Saved entries:
>>>>>

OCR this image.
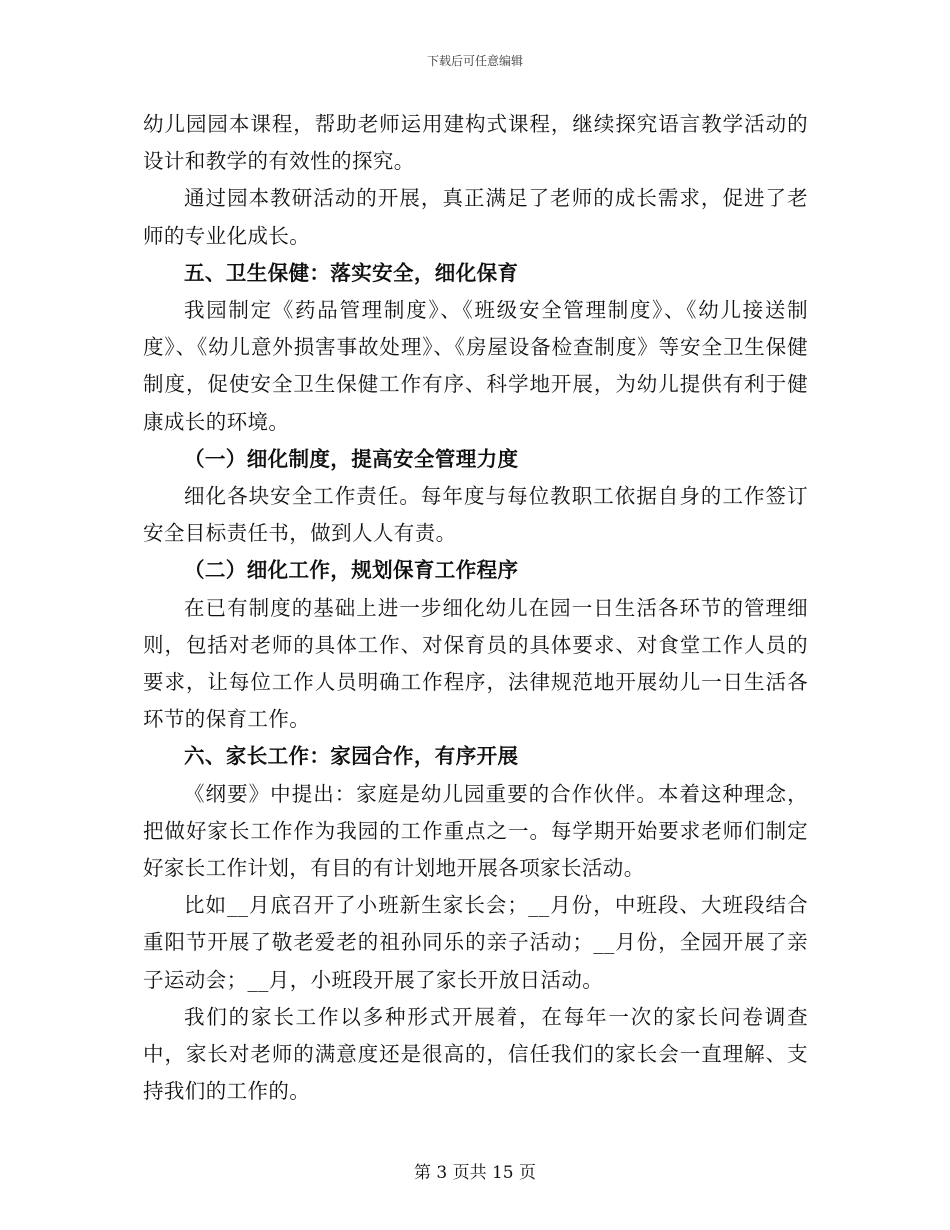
下载后可任意编辑

幼儿园园本课程，帮助老师运用建构式课程，继续探究语言教学活动的设计和教学的有效性的探究。

通过园本教研活动的开展，真正满足了老师的成长需求，促进了老师的专业化成长。

五、卫生保健：落实安全，细化保育

我园制定《药品管理制度》、《班级安全管理制度》、《幼儿接送制度》、《幼儿意外损害事故处理》、《房屋设备检查制度》等安全卫生保健制度，促使安全卫生保健工作有序、科学地开展，为幼儿提供有利于健康成长的环境。

（一）细化制度，提高安全管理力度

细化各块安全工作责任。每年度与每位教职工依据自身的工作签订安全目标责任书，做到人人有责。

（二）细化工作，规划保育工作程序

在已有制度的基础上进一步细化幼儿在园一日生活各环节的管理细则，包括对老师的具体工作、对保育员的具体要求、对食堂工作人员的要求，让每位工作人员明确工作程序，法律规范地开展幼儿一日生活各环节的保育工作。

六、家长工作：家园合作，有序开展

《纲要》中提出：家庭是幼儿园重要的合作伙伴。本着这种理念，把做好家长工作作为我园的工作重点之一。每学期开始要求老师们制定好家长工作计划，有目的有计划地开展各项家长活动。

比如__月底召开了小班新生家长会；__月份，中班段、大班段结合重阳节开展了敬老爱老的祖孙同乐的亲子活动；__月份，全园开展了亲子运动会；__月，小班段开展了家长开放日活动。

我们的家长工作以多种形式开展着，在每年一次的家长问卷调查中，家长对老师的满意度还是很高的，信任我们的家长会一直理解、支持我们的工作的。

第 3 页共 15 页
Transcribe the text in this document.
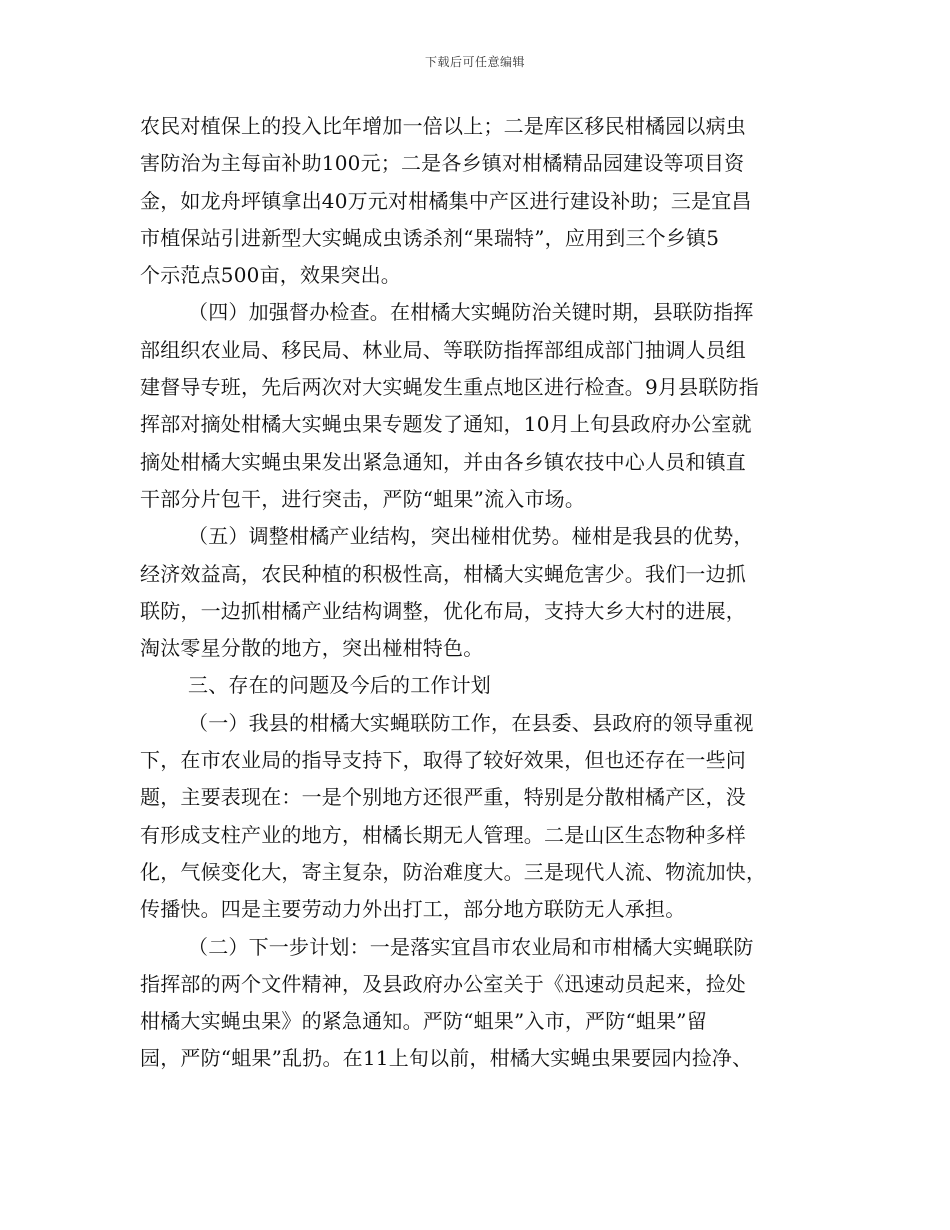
下载后可任意编辑
农民对植保上的投入比年增加一倍以上；二是库区移民柑橘园以病虫
害防治为主每亩补助100元；二是各乡镇对柑橘精品园建设等项目资
金，如龙舟坪镇拿出40万元对柑橘集中产区进行建设补助；三是宜昌
市植保站引进新型大实蝇成虫诱杀剂“果瑞特”，应用到三个乡镇5
个示范点500亩，效果突出。
（四）加强督办检查。在柑橘大实蝇防治关键时期，县联防指挥
部组织农业局、移民局、林业局、等联防指挥部组成部门抽调人员组
建督导专班，先后两次对大实蝇发生重点地区进行检查。9月县联防指
挥部对摘处柑橘大实蝇虫果专题发了通知，10月上旬县政府办公室就
摘处柑橘大实蝇虫果发出紧急通知，并由各乡镇农技中心人员和镇直
干部分片包干，进行突击，严防“蛆果”流入市场。
（五）调整柑橘产业结构，突出椪柑优势。椪柑是我县的优势，
经济效益高，农民种植的积极性高，柑橘大实蝇危害少。我们一边抓
联防，一边抓柑橘产业结构调整，优化布局，支持大乡大村的进展，
淘汰零星分散的地方，突出椪柑特色。
三、存在的问题及今后的工作计划
（一）我县的柑橘大实蝇联防工作，在县委、县政府的领导重视
下，在市农业局的指导支持下，取得了较好效果，但也还存在一些问
题，主要表现在：一是个别地方还很严重，特别是分散柑橘产区，没
有形成支柱产业的地方，柑橘长期无人管理。二是山区生态物种多样
化，气候变化大，寄主复杂，防治难度大。三是现代人流、物流加快，
传播快。四是主要劳动力外出打工，部分地方联防无人承担。
（二）下一步计划：一是落实宜昌市农业局和市柑橘大实蝇联防
指挥部的两个文件精神，及县政府办公室关于《迅速动员起来，捡处
柑橘大实蝇虫果》的紧急通知。严防“蛆果”入市，严防“蛆果”留
园，严防“蛆果”乱扔。在11上旬以前，柑橘大实蝇虫果要园内捡净、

<<<<<

Quote the records above in full, dropping each picture.

== Full response ==
OCR this image.
下载后可任意编辑

幼儿园园本课程，帮助老师运用建构式课程，继续探究语言教学活动的设计和教学的有效性的探究。

通过园本教研活动的开展，真正满足了老师的成长需求，促进了老师的专业化成长。

五、卫生保健：落实安全，细化保育

我园制定《药品管理制度》、《班级安全管理制度》、《幼儿接送制度》、《幼儿意外损害事故处理》、《房屋设备检查制度》等安全卫生保健制度，促使安全卫生保健工作有序、科学地开展，为幼儿提供有利于健康成长的环境。

（一）细化制度，提高安全管理力度

细化各块安全工作责任。每年度与每位教职工依据自身的工作签订安全目标责任书，做到人人有责。

（二）细化工作，规划保育工作程序

在已有制度的基础上进一步细化幼儿在园一日生活各环节的管理细则，包括对老师的具体工作、对保育员的具体要求、对食堂工作人员的要求，让每位工作人员明确工作程序，法律规范地开展幼儿一日生活各环节的保育工作。

六、家长工作：家园合作，有序开展

《纲要》中提出：家庭是幼儿园重要的合作伙伴。本着这种理念，把做好家长工作作为我园的工作重点之一。每学期开始要求老师们制定好家长工作计划，有目的有计划地开展各项家长活动。

比如__月底召开了小班新生家长会；__月份，中班段、大班段结合重阳节开展了敬老爱老的祖孙同乐的亲子活动；__月份，全园开展了亲子运动会；__月，小班段开展了家长开放日活动。

我们的家长工作以多种形式开展着，在每年一次的家长问卷调查中，家长对老师的满意度还是很高的，信任我们的家长会一直理解、支持我们的工作的。

第 3 页共 15 页
Transcribe the text in this document.
下载后可任意编辑
农民对植保上的投入比年增加一倍以上；二是库区移民柑橘园以病虫
害防治为主每亩补助100元；二是各乡镇对柑橘精品园建设等项目资
金，如龙舟坪镇拿出40万元对柑橘集中产区进行建设补助；三是宜昌
市植保站引进新型大实蝇成虫诱杀剂“果瑞特”，应用到三个乡镇5
个示范点500亩，效果突出。
（四）加强督办检查。在柑橘大实蝇防治关键时期，县联防指挥
部组织农业局、移民局、林业局、等联防指挥部组成部门抽调人员组
建督导专班，先后两次对大实蝇发生重点地区进行检查。9月县联防指
挥部对摘处柑橘大实蝇虫果专题发了通知，10月上旬县政府办公室就
摘处柑橘大实蝇虫果发出紧急通知，并由各乡镇农技中心人员和镇直
干部分片包干，进行突击，严防“蛆果”流入市场。
（五）调整柑橘产业结构，突出椪柑优势。椪柑是我县的优势，
经济效益高，农民种植的积极性高，柑橘大实蝇危害少。我们一边抓
联防，一边抓柑橘产业结构调整，优化布局，支持大乡大村的进展，
淘汰零星分散的地方，突出椪柑特色。
三、存在的问题及今后的工作计划
（一）我县的柑橘大实蝇联防工作，在县委、县政府的领导重视
下，在市农业局的指导支持下，取得了较好效果，但也还存在一些问
题，主要表现在：一是个别地方还很严重，特别是分散柑橘产区，没
有形成支柱产业的地方，柑橘长期无人管理。二是山区生态物种多样
化，气候变化大，寄主复杂，防治难度大。三是现代人流、物流加快，
传播快。四是主要劳动力外出打工，部分地方联防无人承担。
（二）下一步计划：一是落实宜昌市农业局和市柑橘大实蝇联防
指挥部的两个文件精神，及县政府办公室关于《迅速动员起来，捡处
柑橘大实蝇虫果》的紧急通知。严防“蛆果”入市，严防“蛆果”留
园，严防“蛆果”乱扔。在11上旬以前，柑橘大实蝇虫果要园内捡净、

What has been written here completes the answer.